* [What to work on] Tell how many lines carry the word "action"; the reply is the number and nothing else.

Dataset records:
◆ ◆ ◆

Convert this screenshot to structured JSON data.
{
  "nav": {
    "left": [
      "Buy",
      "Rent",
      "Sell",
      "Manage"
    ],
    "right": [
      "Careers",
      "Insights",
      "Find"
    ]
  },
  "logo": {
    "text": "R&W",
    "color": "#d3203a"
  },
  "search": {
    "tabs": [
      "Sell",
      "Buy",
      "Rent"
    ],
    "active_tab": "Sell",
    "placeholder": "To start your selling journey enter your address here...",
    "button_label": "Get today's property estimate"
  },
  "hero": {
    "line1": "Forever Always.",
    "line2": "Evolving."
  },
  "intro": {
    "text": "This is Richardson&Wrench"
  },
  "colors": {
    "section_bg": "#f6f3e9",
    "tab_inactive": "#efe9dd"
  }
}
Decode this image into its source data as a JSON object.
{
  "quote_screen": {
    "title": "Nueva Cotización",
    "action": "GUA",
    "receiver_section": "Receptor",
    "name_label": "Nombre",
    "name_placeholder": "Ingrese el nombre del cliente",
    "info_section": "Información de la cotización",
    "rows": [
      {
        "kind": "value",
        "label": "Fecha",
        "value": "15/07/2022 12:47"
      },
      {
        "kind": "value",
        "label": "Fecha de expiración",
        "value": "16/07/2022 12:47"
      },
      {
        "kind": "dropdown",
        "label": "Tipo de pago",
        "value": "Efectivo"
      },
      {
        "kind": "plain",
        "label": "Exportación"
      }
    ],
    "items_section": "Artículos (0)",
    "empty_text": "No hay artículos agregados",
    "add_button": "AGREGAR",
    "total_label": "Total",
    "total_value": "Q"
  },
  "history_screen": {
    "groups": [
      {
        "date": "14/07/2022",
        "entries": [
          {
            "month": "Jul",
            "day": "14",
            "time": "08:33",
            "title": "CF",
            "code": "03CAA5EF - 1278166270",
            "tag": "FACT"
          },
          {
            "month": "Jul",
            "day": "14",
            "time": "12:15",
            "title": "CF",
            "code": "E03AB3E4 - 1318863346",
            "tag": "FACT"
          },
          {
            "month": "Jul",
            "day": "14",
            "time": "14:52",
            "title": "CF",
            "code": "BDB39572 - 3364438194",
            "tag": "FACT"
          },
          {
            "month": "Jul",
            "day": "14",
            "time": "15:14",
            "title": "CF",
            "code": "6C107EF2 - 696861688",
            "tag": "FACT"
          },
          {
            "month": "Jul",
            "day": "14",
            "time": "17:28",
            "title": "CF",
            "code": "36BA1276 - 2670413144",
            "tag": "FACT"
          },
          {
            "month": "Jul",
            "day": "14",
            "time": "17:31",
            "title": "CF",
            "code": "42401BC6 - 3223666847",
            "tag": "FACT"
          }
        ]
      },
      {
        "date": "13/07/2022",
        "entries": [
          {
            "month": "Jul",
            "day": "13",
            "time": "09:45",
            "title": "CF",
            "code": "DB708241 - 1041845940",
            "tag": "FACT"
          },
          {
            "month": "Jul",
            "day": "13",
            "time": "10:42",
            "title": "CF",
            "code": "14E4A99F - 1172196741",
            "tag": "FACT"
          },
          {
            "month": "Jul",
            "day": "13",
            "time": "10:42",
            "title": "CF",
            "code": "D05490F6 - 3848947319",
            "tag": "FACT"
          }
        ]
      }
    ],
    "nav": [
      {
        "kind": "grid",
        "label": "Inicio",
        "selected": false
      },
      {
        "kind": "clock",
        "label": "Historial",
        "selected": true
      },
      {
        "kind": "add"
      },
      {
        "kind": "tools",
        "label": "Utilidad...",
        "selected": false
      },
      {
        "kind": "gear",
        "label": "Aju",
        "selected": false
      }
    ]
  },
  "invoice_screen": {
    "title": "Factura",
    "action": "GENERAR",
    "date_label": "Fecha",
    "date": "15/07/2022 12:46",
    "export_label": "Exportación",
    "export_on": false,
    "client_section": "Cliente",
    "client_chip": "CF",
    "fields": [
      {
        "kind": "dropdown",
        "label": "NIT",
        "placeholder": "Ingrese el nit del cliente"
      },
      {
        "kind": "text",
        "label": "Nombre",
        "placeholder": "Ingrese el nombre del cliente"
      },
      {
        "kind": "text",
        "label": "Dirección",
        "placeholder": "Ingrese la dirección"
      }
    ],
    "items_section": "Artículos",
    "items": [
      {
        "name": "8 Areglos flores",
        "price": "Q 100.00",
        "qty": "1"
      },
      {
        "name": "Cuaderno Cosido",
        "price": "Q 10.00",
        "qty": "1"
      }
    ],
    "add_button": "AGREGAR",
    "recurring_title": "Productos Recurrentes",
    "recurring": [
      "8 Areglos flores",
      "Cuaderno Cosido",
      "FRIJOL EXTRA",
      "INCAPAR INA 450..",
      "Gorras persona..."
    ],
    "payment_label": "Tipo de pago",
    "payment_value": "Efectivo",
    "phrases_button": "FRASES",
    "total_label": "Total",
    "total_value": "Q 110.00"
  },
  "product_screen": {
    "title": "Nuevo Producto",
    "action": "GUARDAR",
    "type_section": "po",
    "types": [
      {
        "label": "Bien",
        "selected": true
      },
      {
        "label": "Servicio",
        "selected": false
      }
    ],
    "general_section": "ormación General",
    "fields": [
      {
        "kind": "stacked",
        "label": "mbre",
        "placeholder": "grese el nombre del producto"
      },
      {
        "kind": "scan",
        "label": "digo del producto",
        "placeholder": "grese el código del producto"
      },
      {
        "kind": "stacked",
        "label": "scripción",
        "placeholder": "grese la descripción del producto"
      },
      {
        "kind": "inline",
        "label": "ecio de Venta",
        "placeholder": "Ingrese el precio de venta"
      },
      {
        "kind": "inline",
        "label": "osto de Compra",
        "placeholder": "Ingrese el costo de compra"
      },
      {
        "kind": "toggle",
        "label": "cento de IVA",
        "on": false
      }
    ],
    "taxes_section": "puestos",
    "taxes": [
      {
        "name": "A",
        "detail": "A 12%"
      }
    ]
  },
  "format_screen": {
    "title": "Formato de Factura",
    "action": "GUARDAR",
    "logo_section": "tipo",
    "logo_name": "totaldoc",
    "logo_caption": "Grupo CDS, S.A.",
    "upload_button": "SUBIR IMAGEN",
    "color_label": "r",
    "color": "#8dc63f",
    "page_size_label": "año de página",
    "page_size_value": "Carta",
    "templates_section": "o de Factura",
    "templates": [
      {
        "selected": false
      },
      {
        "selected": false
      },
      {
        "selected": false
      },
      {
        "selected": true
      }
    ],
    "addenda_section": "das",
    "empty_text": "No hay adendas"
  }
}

◆ ◆ ◆

* [Response] 4